— start of Input records —
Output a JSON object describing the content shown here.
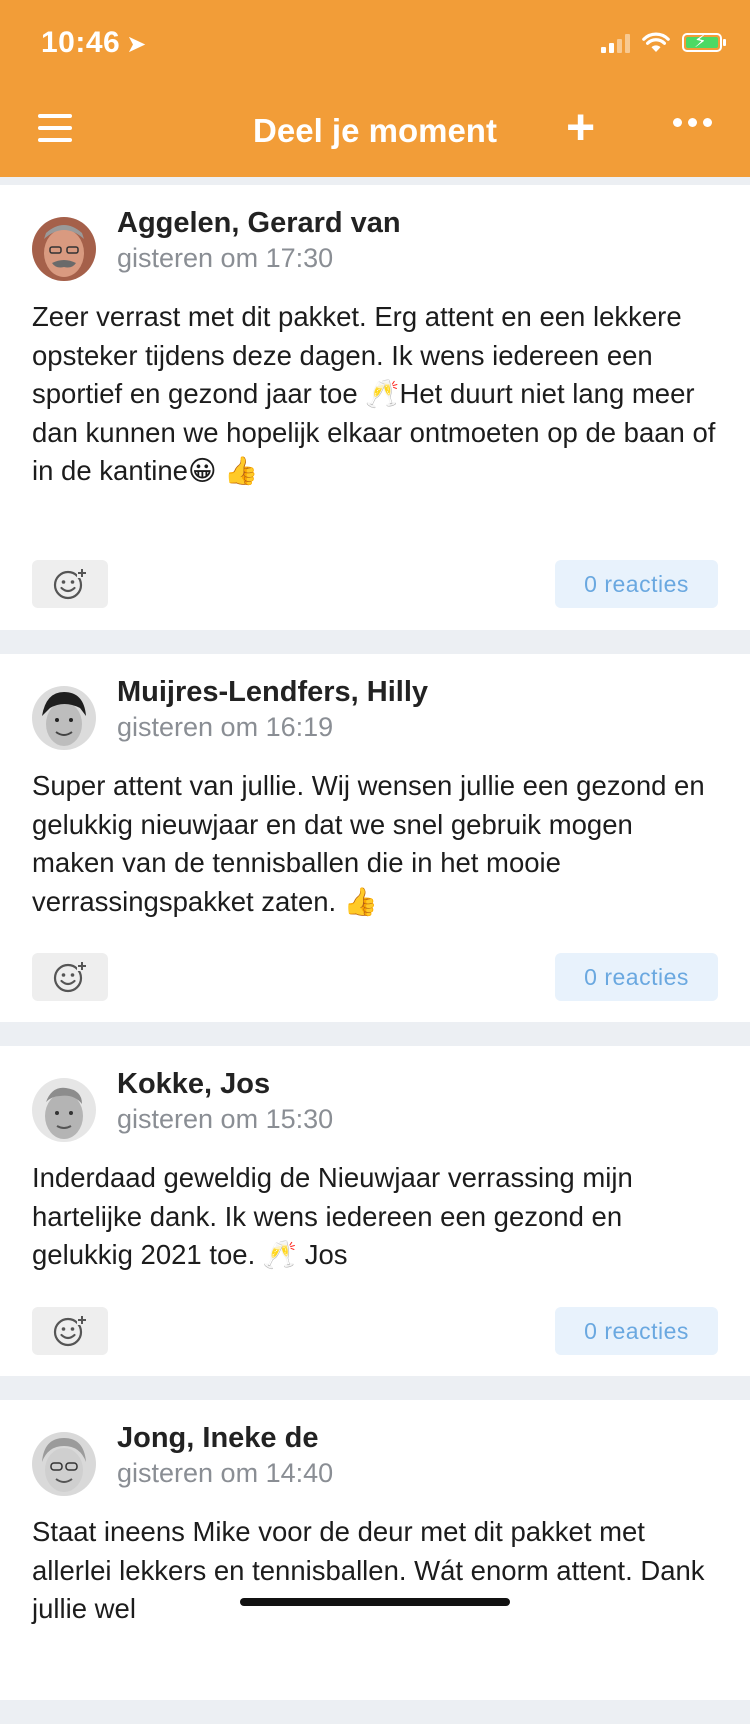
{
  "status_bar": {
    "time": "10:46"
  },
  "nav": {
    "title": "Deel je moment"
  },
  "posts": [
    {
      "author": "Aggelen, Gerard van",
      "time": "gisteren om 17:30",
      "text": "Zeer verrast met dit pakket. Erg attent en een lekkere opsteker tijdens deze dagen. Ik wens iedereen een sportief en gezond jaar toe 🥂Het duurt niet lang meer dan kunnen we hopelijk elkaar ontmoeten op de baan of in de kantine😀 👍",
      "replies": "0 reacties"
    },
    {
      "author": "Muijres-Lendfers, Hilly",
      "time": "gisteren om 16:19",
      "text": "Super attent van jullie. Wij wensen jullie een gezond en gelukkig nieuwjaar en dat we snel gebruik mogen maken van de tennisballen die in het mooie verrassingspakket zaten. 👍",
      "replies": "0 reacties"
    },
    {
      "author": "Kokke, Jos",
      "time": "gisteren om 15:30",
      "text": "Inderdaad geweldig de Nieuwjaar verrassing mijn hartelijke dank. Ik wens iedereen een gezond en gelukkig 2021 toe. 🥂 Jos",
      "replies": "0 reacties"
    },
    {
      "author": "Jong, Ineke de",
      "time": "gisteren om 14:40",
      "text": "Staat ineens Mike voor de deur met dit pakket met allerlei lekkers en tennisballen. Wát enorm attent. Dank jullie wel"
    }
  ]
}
— end of Input records —
— start of Input records —
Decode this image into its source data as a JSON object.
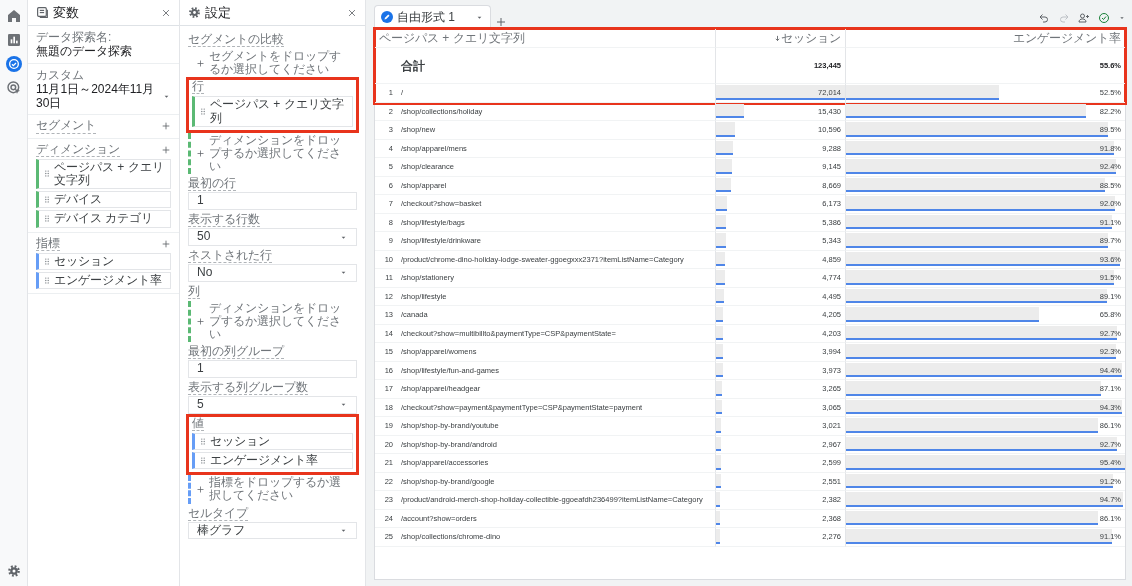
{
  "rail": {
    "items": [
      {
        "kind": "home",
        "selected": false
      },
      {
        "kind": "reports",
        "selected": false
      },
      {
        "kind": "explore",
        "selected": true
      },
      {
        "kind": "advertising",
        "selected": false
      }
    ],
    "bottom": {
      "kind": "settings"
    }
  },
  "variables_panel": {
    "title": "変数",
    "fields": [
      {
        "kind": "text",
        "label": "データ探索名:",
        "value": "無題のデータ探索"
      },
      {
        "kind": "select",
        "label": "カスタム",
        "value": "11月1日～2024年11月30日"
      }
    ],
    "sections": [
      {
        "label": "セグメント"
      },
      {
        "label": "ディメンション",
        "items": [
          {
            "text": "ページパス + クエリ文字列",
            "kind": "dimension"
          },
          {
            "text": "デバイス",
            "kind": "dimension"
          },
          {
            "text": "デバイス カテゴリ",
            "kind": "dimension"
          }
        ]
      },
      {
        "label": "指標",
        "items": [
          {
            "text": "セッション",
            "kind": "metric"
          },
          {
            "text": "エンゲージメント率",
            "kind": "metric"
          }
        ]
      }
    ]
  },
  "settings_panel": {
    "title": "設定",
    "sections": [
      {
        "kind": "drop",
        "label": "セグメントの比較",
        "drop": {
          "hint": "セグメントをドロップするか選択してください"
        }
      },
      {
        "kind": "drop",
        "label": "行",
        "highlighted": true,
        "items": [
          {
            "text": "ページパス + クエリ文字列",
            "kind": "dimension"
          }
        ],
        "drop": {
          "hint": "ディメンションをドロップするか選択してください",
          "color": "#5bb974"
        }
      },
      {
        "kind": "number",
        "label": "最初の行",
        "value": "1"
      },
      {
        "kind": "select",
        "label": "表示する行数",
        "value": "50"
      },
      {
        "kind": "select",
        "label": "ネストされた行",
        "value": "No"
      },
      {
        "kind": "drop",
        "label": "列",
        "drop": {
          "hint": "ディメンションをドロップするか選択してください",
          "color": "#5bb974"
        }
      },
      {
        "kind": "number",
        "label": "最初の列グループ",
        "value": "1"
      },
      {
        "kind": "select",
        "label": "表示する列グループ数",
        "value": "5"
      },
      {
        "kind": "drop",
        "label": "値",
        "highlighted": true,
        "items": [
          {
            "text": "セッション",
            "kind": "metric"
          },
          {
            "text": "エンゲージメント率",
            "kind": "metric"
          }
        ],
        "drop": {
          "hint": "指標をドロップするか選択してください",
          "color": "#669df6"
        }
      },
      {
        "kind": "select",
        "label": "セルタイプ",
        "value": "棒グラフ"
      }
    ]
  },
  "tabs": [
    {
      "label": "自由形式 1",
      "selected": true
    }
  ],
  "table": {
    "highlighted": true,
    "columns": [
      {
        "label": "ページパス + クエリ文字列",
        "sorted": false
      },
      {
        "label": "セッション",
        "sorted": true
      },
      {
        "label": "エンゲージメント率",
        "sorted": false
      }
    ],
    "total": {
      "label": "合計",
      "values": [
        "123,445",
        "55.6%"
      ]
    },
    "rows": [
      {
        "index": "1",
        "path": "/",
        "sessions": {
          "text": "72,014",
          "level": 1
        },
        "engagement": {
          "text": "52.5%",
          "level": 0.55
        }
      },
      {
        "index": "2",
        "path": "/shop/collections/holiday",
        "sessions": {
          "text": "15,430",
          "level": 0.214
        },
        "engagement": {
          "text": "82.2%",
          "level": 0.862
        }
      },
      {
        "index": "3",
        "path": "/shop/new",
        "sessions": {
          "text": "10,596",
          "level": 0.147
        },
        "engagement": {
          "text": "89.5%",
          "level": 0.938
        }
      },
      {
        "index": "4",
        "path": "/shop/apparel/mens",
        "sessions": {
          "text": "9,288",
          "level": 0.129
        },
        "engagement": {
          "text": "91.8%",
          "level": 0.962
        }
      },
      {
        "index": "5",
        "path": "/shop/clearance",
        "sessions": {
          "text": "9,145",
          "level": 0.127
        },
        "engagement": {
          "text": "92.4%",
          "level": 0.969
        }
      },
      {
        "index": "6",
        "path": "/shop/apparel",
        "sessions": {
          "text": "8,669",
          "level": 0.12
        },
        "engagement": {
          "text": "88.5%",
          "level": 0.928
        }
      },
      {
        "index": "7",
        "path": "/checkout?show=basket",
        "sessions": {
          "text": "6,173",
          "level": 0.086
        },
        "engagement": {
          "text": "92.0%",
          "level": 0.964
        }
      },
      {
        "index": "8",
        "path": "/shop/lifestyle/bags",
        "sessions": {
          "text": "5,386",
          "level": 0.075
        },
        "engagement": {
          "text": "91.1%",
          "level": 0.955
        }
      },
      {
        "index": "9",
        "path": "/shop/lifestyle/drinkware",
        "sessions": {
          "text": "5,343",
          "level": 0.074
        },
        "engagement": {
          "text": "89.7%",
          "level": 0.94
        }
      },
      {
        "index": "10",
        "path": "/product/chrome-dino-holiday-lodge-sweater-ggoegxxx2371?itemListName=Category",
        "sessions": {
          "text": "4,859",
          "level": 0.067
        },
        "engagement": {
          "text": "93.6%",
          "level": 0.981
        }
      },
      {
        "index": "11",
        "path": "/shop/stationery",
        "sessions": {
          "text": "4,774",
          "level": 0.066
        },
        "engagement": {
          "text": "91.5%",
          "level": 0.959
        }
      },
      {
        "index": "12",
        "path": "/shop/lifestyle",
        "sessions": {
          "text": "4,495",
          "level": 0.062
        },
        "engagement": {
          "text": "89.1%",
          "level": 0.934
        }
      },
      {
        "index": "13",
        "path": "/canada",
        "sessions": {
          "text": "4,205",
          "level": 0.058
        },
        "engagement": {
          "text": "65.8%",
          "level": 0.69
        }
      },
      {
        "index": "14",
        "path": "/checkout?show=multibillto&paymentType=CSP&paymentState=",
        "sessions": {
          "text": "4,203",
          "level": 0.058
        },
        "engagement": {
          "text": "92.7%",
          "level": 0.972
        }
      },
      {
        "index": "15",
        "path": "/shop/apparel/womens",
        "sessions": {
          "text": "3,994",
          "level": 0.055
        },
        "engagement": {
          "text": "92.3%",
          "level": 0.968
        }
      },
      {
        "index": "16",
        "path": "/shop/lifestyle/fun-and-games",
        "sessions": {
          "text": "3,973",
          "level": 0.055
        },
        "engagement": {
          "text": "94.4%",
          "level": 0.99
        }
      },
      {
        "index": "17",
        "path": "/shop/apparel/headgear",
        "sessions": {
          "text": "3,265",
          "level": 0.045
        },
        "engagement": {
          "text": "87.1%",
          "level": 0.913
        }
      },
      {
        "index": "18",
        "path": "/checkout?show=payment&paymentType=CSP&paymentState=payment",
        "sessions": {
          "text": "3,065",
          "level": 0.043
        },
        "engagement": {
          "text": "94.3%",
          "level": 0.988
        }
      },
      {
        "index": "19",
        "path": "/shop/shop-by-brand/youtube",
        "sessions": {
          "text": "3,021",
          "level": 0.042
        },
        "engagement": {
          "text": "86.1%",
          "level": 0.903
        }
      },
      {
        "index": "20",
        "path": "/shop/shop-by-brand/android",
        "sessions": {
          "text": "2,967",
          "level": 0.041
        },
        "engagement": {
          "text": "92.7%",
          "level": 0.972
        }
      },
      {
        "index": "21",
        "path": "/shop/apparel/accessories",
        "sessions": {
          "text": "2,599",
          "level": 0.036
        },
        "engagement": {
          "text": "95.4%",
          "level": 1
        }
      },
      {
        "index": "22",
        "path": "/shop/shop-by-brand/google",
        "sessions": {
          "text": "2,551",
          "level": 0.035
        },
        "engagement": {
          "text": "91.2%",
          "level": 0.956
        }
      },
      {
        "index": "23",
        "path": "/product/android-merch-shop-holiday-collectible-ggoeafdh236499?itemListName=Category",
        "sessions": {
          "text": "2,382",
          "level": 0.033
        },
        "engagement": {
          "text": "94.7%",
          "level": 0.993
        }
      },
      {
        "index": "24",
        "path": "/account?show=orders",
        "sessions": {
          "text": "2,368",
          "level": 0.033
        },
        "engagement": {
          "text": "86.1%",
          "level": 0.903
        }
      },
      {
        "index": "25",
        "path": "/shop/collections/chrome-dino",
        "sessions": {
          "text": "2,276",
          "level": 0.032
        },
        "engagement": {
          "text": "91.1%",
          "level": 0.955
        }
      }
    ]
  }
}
— end of Input records —
Directions for this task: Copy out every line with the word "itemListName".

Task output:
        "path": "/product/chrome-dino-holiday-lodge-sweater-ggoegxxx2371?itemListName=Category",
        "path": "/product/android-merch-shop-holiday-collectible-ggoeafdh236499?itemListName=Category",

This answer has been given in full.